----- Data supplied -----

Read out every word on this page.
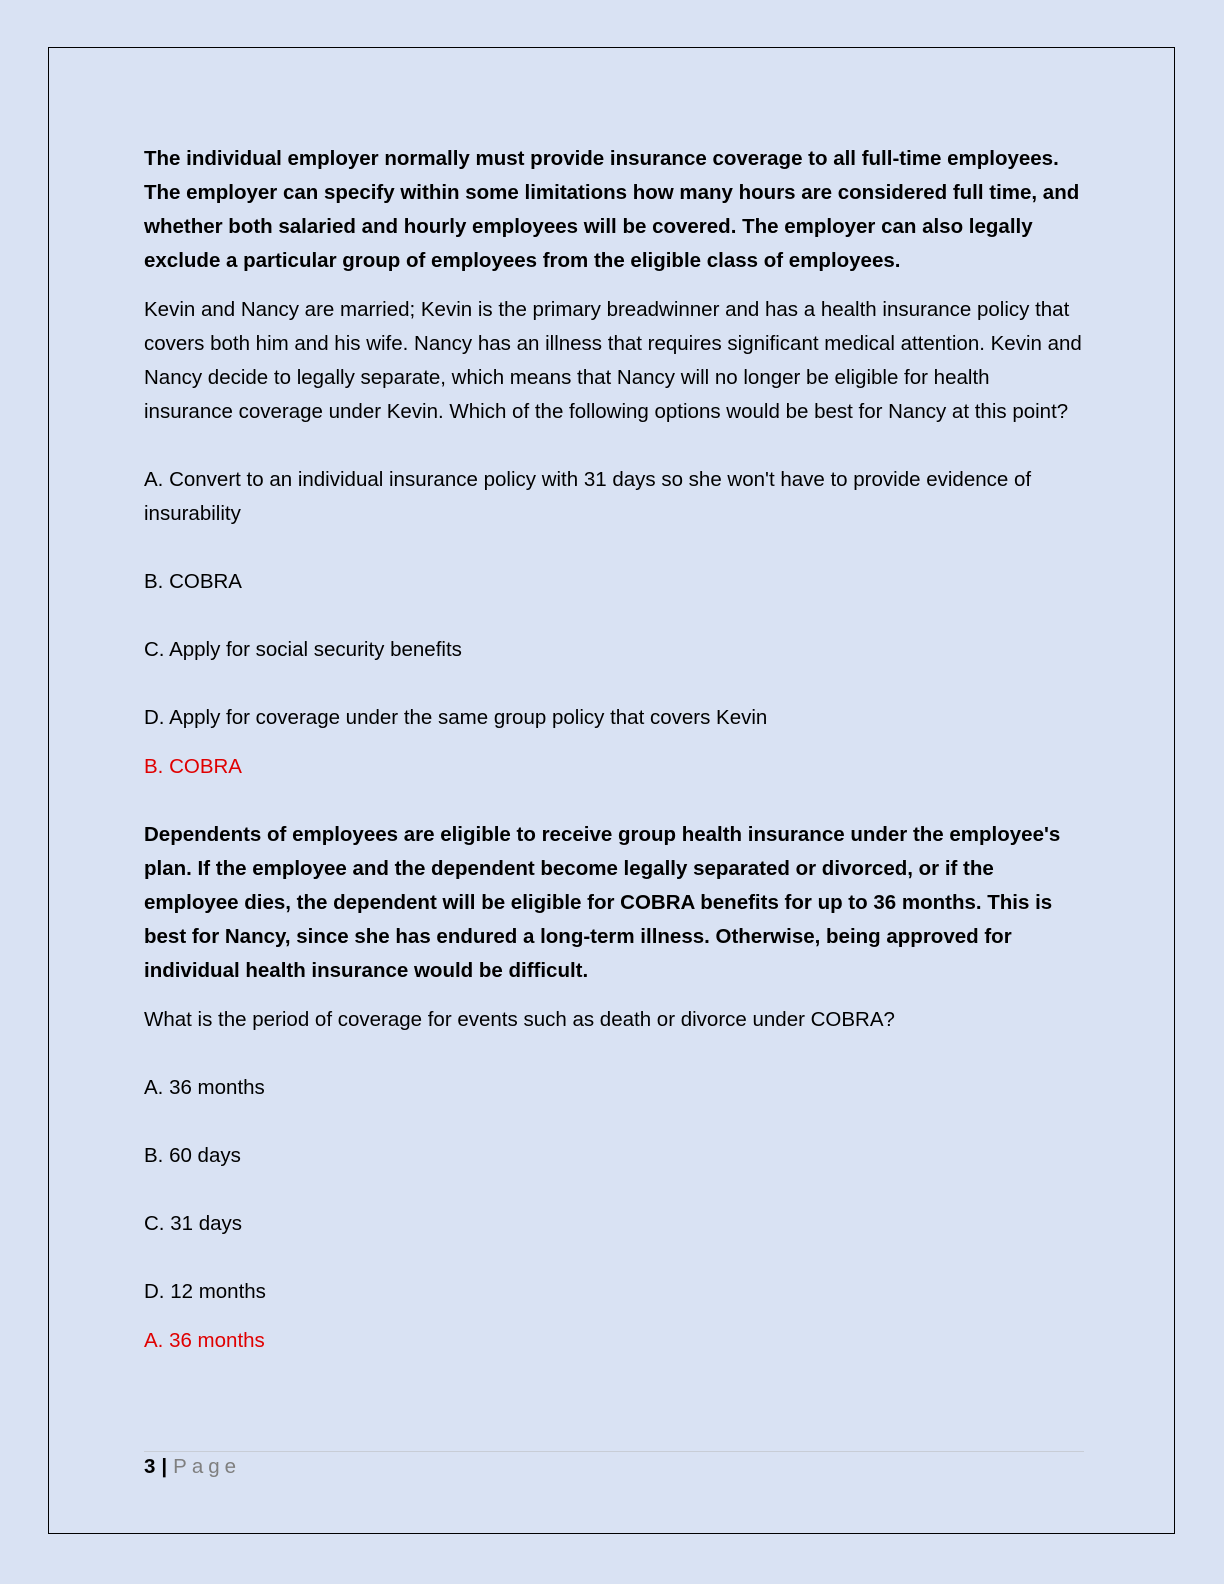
The individual employer normally must provide insurance coverage to all full-time employees. The employer can specify within some limitations how many hours are considered full time, and whether both salaried and hourly employees will be covered. The employer can also legally exclude a particular group of employees from the eligible class of employees.

Kevin and Nancy are married; Kevin is the primary breadwinner and has a health insurance policy that covers both him and his wife. Nancy has an illness that requires significant medical attention. Kevin and Nancy decide to legally separate, which means that Nancy will no longer be eligible for health insurance coverage under Kevin. Which of the following options would be best for Nancy at this point?

A. Convert to an individual insurance policy with 31 days so she won't have to provide evidence of insurability

B. COBRA

C. Apply for social security benefits

D. Apply for coverage under the same group policy that covers Kevin

B. COBRA

Dependents of employees are eligible to receive group health insurance under the employee's plan. If the employee and the dependent become legally separated or divorced, or if the employee dies, the dependent will be eligible for COBRA benefits for up to 36 months. This is best for Nancy, since she has endured a long-term illness. Otherwise, being approved for individual health insurance would be difficult.

What is the period of coverage for events such as death or divorce under COBRA?

A. 36 months

B. 60 days

C. 31 days

D. 12 months

A. 36 months

3 | Page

-----

# Given problem
Omitting all images, print the listing exactly.

# The response
Read out every word on this page.
The individual employer normally must provide insurance coverage to all full-time employees. The employer can specify within some limitations how many hours are considered full time, and whether both salaried and hourly employees will be covered. The employer can also legally exclude a particular group of employees from the eligible class of employees.

Kevin and Nancy are married; Kevin is the primary breadwinner and has a health insurance policy that covers both him and his wife. Nancy has an illness that requires significant medical attention. Kevin and Nancy decide to legally separate, which means that Nancy will no longer be eligible for health insurance coverage under Kevin. Which of the following options would be best for Nancy at this point?

A. Convert to an individual insurance policy with 31 days so she won't have to provide evidence of insurability

B. COBRA

C. Apply for social security benefits

D. Apply for coverage under the same group policy that covers Kevin

B. COBRA

Dependents of employees are eligible to receive group health insurance under the employee's plan. If the employee and the dependent become legally separated or divorced, or if the employee dies, the dependent will be eligible for COBRA benefits for up to 36 months. This is best for Nancy, since she has endured a long-term illness. Otherwise, being approved for individual health insurance would be difficult.

What is the period of coverage for events such as death or divorce under COBRA?

A. 36 months

B. 60 days

C. 31 days

D. 12 months

A. 36 months

3 | Page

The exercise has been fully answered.